* Exercise
Restate, word for word, all of the material shown below.

* Given records
___
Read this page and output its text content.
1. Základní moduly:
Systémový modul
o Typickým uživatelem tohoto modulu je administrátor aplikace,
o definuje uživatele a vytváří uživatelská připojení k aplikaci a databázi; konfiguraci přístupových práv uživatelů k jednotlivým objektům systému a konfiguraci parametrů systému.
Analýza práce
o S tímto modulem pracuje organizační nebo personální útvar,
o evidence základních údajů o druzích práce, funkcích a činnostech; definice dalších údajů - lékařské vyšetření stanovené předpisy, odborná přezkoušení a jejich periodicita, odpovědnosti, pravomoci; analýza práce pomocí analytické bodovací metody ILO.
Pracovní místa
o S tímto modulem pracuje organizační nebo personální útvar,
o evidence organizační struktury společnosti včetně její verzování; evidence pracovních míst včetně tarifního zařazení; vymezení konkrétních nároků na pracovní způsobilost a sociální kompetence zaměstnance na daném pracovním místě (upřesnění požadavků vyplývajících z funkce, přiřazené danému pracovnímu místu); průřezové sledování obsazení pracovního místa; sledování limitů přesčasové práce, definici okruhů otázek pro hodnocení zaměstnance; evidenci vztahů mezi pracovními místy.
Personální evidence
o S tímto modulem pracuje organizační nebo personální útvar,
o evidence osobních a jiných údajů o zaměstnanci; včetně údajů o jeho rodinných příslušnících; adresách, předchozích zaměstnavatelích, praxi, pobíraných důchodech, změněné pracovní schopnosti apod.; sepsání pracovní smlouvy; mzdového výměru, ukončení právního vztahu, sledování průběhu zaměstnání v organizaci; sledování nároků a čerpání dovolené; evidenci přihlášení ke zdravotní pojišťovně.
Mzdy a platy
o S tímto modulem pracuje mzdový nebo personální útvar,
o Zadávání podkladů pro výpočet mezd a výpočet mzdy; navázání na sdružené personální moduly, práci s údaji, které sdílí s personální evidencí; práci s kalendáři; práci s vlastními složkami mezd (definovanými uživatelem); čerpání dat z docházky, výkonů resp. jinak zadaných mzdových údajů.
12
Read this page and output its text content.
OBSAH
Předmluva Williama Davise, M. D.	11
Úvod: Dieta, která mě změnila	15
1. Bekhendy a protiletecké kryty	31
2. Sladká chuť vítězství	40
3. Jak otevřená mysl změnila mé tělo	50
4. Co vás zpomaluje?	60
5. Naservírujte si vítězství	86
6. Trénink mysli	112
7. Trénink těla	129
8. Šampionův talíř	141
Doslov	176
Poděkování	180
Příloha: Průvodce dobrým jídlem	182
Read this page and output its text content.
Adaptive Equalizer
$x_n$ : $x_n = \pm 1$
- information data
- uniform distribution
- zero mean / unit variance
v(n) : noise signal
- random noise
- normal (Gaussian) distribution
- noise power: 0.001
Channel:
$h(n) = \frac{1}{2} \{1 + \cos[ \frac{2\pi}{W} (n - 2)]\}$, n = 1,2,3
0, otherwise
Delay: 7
___
* Task answer
Read this page and output its text content.
1. Základní moduly:
Systémový modul
o Typickým uživatelem tohoto modulu je administrátor aplikace,
o definuje uživatele a vytváří uživatelská připojení k aplikaci a databázi; konfiguraci přístupových práv uživatelů k jednotlivým objektům systému a konfiguraci parametrů systému.
Analýza práce
o S tímto modulem pracuje organizační nebo personální útvar,
o evidence základních údajů o druzích práce, funkcích a činnostech; definice dalších údajů - lékařské vyšetření stanovené předpisy, odborná přezkoušení a jejich periodicita, odpovědnosti, pravomoci; analýza práce pomocí analytické bodovací metody ILO.
Pracovní místa
o S tímto modulem pracuje organizační nebo personální útvar,
o evidence organizační struktury společnosti včetně její verzování; evidence pracovních míst včetně tarifního zařazení; vymezení konkrétních nároků na pracovní způsobilost a sociální kompetence zaměstnance na daném pracovním místě (upřesnění požadavků vyplývajících z funkce, přiřazené danému pracovnímu místu); průřezové sledování obsazení pracovního místa; sledování limitů přesčasové práce, definici okruhů otázek pro hodnocení zaměstnance; evidenci vztahů mezi pracovními místy.
Personální evidence
o S tímto modulem pracuje organizační nebo personální útvar,
o evidence osobních a jiných údajů o zaměstnanci; včetně údajů o jeho rodinných příslušnících; adresách, předchozích zaměstnavatelích, praxi, pobíraných důchodech, změněné pracovní schopnosti apod.; sepsání pracovní smlouvy; mzdového výměru, ukončení právního vztahu, sledování průběhu zaměstnání v organizaci; sledování nároků a čerpání dovolené; evidenci přihlášení ke zdravotní pojišťovně.
Mzdy a platy
o S tímto modulem pracuje mzdový nebo personální útvar,
o Zadávání podkladů pro výpočet mezd a výpočet mzdy; navázání na sdružené personální moduly, práci s údaji, které sdílí s personální evidencí; práci s kalendáři; práci s vlastními složkami mezd (definovanými uživatelem); čerpání dat z docházky, výkonů resp. jinak zadaných mzdových údajů.
12
Read this page and output its text content.
OBSAH
Předmluva Williama Davise, M. D.	11
Úvod: Dieta, která mě změnila	15
1. Bekhendy a protiletecké kryty	31
2. Sladká chuť vítězství	40
3. Jak otevřená mysl změnila mé tělo	50
4. Co vás zpomaluje?	60
5. Naservírujte si vítězství	86
6. Trénink mysli	112
7. Trénink těla	129
8. Šampionův talíř	141
Doslov	176
Poděkování	180
Příloha: Průvodce dobrým jídlem	182
Read this page and output its text content.
Adaptive Equalizer
$x_n$ : $x_n = \pm 1$
- information data
- uniform distribution
- zero mean / unit variance
v(n) : noise signal
- random noise
- normal (Gaussian) distribution
- noise power: 0.001
Channel:
$h(n) = \frac{1}{2} \{1 + \cos[ \frac{2\pi}{W} (n - 2)]\}$, n = 1,2,3
0, otherwise
Delay: 7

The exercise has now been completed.